Text passage:
Audit Trail
ClawNex maintains an immutable, append-only audit log of every significant action on the platform. This log serves as compliance evidence and cannot be modified or deleted through the application.
What Gets Tracked
- Shield blocks and reviews
- Block mode changes (OBSERVE to BLOCK and back)
- Break-glass activations and deactivations
- Whitelist changes
- Retention setting changes
- Configuration changes
- Operator management actions (create, edit, deactivate, password reset)
- API key creation and revocation
- Alert lifecycle changes (acknowledge, resolve, false positive)
Searching and Filtering
The audit trail supports filtering by:
- Action type — e.g.,
api_key_created,setting_changed,break_glass_activated - Actor — who performed the action
- Resource type — e.g.,
api_key,agent,operator - Time range — ISO 8601 timestamps with
sinceanduntilfilters - Free-text search — search across event details
Export
Audit data can be exported for external compliance tools and auditor review from the Audit & Evidence dashboard panel.
Retention
| Default | Range | Compliance Note |
|---|---|---|
| 365 days | 90d - Unlimited | SOC 2 typically requires 1 year minimum |
Configure retention in Configuration > Data Retention.
For SOC 2 or ISO 27001 compliance, set audit trail retention to 365 days or Unlimited.
API Access
The audit trail is available via the Public API:
curl "http://127.0.0.1:5001/api/v1/audit?action=break_glass_activated&limit=10" \
-H "X-ClawNex-Key: cnx_YOUR_API_KEY"Required scope: audit:read. See Public API for full details.

Problems to work on:
1/ Translate this sentence from the audit trail text into Spanish: "This log serves as compliance evidence and cannot be modified or deleted through the application."
2/ List every operator management action that the audit trail text says is tracked.

The data:
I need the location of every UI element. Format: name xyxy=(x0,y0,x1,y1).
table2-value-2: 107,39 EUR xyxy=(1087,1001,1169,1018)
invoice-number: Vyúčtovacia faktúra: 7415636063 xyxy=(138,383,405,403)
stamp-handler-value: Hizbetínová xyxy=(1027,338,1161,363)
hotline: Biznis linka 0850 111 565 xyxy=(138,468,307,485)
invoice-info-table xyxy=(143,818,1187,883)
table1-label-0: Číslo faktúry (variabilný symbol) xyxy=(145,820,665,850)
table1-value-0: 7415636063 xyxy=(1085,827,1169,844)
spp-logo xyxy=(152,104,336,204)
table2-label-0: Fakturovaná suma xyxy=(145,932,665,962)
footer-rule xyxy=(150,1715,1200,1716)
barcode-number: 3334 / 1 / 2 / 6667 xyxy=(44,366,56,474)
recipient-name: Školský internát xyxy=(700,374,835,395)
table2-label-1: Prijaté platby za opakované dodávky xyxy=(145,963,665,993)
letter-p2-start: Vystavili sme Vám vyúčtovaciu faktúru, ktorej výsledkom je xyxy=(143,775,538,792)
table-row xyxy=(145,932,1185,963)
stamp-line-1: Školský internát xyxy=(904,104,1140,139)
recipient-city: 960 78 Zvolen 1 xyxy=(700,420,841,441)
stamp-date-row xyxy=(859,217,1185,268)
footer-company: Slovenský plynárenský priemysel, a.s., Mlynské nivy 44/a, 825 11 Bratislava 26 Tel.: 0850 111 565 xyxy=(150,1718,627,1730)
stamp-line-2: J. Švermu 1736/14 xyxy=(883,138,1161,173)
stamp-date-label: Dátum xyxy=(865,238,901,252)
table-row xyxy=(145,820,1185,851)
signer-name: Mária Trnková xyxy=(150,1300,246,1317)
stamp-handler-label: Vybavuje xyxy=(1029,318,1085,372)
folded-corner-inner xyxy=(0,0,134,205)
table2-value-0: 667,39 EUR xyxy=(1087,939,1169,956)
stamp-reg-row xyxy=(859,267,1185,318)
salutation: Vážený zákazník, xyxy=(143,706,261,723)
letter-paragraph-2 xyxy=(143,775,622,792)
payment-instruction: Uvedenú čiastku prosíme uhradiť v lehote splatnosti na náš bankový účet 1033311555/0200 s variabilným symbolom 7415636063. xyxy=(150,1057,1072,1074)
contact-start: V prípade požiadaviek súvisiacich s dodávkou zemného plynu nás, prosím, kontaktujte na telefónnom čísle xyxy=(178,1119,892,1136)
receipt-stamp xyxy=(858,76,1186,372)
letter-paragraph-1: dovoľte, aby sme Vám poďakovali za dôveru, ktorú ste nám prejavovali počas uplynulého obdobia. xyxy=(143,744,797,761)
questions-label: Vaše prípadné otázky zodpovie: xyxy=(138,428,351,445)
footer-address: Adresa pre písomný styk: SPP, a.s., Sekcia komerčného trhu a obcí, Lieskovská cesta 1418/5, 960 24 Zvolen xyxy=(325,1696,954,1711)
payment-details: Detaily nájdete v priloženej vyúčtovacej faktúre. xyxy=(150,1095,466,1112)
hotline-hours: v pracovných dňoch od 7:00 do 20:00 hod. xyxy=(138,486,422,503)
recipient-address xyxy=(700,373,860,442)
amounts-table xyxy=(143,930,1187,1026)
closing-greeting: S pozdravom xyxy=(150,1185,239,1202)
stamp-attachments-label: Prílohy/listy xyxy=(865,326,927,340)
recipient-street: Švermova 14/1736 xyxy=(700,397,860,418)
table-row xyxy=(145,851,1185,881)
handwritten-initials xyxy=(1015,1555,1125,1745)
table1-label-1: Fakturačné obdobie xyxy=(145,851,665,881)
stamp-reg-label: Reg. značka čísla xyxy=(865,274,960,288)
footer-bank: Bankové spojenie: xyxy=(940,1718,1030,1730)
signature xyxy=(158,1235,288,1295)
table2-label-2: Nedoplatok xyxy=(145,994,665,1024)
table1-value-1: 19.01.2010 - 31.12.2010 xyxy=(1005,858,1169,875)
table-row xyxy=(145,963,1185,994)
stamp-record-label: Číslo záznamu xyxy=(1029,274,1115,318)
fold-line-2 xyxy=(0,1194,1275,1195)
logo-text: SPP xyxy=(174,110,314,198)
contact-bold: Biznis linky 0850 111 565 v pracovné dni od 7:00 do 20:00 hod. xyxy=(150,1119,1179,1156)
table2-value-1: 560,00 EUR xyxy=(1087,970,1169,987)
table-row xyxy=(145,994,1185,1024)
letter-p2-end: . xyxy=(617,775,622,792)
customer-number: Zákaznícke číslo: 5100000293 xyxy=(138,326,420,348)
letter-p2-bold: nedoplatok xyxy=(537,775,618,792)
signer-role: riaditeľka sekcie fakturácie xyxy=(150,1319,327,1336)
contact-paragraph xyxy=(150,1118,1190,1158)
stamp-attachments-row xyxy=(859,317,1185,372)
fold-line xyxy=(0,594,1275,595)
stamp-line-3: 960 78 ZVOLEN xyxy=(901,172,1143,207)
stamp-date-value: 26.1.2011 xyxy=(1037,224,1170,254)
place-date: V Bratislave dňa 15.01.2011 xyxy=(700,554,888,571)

Solutions to the problems:
1/ Este registro sirve como evidencia de cumplimiento y no se puede modificar ni eliminar a través de la aplicación.

2/
- create
- edit
- deactivate
- password reset